Dataset items
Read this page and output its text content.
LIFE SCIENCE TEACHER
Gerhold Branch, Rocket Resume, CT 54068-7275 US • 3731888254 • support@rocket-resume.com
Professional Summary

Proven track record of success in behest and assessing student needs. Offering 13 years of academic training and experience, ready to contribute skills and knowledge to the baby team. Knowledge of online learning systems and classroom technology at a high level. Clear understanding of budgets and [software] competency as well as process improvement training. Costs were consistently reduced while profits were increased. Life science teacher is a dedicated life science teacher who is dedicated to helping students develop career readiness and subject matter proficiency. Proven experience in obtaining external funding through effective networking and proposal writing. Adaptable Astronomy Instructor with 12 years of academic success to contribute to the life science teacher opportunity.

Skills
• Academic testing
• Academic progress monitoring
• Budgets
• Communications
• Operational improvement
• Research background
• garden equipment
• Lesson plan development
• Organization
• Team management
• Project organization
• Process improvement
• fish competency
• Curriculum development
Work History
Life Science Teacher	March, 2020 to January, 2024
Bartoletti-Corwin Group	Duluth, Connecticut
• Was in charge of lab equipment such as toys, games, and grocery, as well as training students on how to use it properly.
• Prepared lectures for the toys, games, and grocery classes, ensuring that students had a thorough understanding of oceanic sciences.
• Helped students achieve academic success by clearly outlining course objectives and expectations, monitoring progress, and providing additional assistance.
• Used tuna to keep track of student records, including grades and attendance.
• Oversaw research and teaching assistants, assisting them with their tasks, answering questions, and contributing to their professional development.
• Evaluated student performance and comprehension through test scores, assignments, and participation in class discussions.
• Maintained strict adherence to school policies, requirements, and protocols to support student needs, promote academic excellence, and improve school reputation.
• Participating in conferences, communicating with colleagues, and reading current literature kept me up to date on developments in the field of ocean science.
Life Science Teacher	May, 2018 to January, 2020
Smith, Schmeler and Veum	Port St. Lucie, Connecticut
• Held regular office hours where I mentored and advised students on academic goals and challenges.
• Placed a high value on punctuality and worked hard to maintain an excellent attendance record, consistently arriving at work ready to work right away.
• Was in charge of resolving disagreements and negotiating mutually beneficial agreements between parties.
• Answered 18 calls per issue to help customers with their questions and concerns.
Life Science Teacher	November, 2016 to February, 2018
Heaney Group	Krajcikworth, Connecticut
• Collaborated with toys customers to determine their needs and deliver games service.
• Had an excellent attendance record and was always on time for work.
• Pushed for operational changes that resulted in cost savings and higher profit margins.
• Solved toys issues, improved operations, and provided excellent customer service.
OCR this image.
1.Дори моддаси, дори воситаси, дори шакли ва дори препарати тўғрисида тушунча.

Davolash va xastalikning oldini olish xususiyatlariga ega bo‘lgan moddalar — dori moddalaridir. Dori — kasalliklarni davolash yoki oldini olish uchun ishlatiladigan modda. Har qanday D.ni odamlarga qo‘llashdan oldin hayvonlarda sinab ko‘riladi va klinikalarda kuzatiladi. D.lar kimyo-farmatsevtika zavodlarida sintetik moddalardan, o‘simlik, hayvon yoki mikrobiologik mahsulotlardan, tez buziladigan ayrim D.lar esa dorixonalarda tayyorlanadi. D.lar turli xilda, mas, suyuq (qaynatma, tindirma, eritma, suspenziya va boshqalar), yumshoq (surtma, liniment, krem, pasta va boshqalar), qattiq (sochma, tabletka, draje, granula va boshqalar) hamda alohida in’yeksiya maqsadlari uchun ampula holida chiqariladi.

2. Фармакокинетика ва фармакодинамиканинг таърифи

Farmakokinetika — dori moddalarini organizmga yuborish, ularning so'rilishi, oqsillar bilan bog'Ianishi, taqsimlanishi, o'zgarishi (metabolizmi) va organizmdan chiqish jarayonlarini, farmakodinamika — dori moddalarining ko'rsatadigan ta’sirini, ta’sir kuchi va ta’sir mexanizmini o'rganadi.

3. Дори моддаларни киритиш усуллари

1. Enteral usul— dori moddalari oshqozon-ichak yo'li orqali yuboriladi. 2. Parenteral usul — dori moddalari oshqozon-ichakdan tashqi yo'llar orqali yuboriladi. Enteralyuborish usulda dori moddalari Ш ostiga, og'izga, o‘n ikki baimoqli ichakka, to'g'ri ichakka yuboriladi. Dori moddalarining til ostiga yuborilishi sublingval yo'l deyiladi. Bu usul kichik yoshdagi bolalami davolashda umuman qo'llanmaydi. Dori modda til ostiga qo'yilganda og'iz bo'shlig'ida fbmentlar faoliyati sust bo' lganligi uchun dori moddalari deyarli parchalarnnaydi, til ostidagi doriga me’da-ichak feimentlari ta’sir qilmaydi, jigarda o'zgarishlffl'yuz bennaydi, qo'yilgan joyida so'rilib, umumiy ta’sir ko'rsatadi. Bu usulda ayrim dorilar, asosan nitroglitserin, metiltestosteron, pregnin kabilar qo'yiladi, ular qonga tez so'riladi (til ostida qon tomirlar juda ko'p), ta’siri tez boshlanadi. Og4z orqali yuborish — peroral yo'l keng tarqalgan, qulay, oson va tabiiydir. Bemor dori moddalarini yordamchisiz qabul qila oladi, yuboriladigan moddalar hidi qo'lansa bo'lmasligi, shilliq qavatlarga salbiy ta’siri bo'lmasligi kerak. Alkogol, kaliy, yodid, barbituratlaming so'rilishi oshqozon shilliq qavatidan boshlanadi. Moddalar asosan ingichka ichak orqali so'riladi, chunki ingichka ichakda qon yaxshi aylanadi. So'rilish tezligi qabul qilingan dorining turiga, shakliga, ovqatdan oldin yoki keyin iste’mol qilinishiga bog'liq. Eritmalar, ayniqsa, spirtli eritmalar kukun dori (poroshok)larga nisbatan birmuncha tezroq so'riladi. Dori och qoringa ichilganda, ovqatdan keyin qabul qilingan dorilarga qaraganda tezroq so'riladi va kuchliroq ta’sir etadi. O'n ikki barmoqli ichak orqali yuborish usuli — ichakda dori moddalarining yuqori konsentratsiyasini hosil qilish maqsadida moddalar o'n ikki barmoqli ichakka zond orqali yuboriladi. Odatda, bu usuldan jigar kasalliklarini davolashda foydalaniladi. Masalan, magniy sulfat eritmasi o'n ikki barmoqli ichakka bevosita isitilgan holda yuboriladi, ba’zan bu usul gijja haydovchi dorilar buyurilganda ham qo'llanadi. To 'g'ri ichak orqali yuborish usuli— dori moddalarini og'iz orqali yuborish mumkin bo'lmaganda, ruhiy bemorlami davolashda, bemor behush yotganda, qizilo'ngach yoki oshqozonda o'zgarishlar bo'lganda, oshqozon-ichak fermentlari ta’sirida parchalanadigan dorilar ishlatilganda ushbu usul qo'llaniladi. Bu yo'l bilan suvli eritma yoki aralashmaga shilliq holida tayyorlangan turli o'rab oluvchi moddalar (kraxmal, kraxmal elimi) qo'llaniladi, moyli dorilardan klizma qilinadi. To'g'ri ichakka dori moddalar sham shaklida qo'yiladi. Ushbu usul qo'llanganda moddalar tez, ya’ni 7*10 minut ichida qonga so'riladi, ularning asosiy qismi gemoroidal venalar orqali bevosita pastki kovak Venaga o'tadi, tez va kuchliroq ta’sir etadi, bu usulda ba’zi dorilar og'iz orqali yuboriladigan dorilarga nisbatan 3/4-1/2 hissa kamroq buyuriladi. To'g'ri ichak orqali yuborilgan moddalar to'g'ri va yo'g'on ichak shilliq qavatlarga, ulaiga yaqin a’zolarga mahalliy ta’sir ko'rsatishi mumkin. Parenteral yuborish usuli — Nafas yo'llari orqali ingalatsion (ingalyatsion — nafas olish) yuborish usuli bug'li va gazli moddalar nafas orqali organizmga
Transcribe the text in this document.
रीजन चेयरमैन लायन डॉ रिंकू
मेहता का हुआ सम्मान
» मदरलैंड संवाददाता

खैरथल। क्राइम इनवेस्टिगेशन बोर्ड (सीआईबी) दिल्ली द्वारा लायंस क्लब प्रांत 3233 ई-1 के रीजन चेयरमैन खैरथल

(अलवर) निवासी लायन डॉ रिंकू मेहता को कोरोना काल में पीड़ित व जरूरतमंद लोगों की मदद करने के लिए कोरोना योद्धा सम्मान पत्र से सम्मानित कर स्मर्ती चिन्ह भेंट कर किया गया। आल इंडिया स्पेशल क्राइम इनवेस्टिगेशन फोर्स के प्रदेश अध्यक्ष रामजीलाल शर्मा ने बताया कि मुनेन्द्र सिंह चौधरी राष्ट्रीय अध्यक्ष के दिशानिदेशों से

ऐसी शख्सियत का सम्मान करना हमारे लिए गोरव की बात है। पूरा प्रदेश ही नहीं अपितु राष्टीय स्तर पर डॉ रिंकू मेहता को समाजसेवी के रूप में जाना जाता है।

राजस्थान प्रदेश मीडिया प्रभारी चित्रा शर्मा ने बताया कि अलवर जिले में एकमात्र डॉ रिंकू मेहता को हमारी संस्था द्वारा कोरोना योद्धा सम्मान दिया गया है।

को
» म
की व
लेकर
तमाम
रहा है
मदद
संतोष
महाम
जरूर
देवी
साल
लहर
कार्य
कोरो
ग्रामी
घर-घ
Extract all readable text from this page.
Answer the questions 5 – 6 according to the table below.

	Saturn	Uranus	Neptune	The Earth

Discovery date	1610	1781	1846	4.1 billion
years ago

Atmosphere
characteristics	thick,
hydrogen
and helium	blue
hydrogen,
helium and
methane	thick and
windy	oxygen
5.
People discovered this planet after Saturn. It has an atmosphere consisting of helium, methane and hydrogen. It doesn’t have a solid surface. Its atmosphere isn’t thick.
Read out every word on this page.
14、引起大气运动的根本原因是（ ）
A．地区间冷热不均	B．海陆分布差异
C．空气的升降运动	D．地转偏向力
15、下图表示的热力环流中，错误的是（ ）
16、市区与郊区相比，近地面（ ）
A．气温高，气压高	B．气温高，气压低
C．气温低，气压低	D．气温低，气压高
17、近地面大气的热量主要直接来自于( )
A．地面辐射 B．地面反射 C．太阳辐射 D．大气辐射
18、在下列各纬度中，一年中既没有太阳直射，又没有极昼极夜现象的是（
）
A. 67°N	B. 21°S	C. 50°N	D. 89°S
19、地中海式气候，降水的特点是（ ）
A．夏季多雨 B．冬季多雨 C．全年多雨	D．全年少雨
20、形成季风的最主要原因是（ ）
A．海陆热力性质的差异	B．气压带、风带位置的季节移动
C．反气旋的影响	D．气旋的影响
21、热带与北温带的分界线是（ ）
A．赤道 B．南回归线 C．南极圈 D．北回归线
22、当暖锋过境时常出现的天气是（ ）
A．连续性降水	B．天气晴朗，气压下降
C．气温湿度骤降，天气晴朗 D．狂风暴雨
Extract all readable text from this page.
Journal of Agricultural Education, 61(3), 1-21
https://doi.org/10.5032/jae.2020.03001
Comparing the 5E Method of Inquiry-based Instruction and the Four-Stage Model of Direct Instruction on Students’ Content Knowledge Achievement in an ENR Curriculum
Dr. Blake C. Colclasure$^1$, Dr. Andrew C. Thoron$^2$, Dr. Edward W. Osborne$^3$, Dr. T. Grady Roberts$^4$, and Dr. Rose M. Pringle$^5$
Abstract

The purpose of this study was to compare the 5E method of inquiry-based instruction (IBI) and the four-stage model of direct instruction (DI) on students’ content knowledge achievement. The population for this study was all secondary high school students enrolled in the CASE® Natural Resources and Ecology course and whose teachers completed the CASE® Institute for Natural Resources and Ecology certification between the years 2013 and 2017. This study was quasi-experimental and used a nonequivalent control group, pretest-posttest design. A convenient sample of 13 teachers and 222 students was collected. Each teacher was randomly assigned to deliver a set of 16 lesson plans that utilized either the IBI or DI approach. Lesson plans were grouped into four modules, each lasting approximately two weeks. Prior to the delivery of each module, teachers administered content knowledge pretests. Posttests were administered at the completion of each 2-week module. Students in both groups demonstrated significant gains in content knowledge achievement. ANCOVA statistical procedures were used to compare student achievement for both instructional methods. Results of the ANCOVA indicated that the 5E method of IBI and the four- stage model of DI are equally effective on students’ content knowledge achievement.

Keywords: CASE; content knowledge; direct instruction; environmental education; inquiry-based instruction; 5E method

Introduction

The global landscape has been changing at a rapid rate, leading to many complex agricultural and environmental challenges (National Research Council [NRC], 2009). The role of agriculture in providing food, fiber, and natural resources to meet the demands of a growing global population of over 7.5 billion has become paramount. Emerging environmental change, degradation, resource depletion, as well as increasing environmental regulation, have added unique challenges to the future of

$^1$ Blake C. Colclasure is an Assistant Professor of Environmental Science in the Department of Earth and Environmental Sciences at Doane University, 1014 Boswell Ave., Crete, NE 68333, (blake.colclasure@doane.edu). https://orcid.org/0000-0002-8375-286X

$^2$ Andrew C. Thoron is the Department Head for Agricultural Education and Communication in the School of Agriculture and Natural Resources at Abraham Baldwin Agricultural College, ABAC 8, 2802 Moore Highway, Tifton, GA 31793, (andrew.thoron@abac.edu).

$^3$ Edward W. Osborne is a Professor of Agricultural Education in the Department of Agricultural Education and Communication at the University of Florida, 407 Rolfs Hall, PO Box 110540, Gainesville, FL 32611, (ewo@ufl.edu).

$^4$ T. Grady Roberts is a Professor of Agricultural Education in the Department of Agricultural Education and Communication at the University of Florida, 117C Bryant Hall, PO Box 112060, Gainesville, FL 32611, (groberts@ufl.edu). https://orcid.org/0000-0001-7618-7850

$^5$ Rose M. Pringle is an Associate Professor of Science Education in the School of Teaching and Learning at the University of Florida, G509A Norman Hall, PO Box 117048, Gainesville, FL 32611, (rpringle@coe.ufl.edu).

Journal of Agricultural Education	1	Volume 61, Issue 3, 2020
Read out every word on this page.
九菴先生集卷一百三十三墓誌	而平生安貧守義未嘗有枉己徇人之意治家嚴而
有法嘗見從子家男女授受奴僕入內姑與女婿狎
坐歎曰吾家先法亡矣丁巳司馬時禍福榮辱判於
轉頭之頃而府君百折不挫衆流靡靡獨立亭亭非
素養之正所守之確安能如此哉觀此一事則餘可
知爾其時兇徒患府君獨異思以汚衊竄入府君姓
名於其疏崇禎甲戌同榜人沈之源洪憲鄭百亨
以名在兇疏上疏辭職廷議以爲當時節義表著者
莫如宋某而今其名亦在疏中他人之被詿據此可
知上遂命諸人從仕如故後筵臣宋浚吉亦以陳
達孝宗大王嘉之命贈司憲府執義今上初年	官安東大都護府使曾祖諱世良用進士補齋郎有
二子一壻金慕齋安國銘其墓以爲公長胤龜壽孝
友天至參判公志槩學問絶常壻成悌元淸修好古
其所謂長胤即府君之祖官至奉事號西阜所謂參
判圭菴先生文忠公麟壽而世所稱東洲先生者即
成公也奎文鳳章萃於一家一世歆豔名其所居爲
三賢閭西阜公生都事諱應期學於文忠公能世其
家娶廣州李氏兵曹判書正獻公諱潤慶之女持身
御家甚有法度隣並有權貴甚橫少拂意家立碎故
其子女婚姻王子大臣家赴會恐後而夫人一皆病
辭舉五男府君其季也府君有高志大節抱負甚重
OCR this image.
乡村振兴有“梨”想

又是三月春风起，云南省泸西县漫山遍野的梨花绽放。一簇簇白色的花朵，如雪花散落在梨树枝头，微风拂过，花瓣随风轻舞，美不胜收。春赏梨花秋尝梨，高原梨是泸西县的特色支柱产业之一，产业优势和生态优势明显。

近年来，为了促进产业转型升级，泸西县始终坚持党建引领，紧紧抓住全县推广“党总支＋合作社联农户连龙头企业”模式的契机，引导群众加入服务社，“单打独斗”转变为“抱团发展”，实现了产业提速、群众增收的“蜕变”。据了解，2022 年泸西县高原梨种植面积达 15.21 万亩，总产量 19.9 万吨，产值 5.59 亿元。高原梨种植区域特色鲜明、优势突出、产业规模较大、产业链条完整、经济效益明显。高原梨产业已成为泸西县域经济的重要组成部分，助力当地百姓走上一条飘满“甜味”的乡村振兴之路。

### Instructions to follow
Show each line holding the word "helium".

### Right answer
and helium	blue
helium and
People discovered this planet after Saturn. It has an atmosphere consisting of helium, methane and hydrogen. It doesn’t have a solid surface. Its atmosphere isn’t thick.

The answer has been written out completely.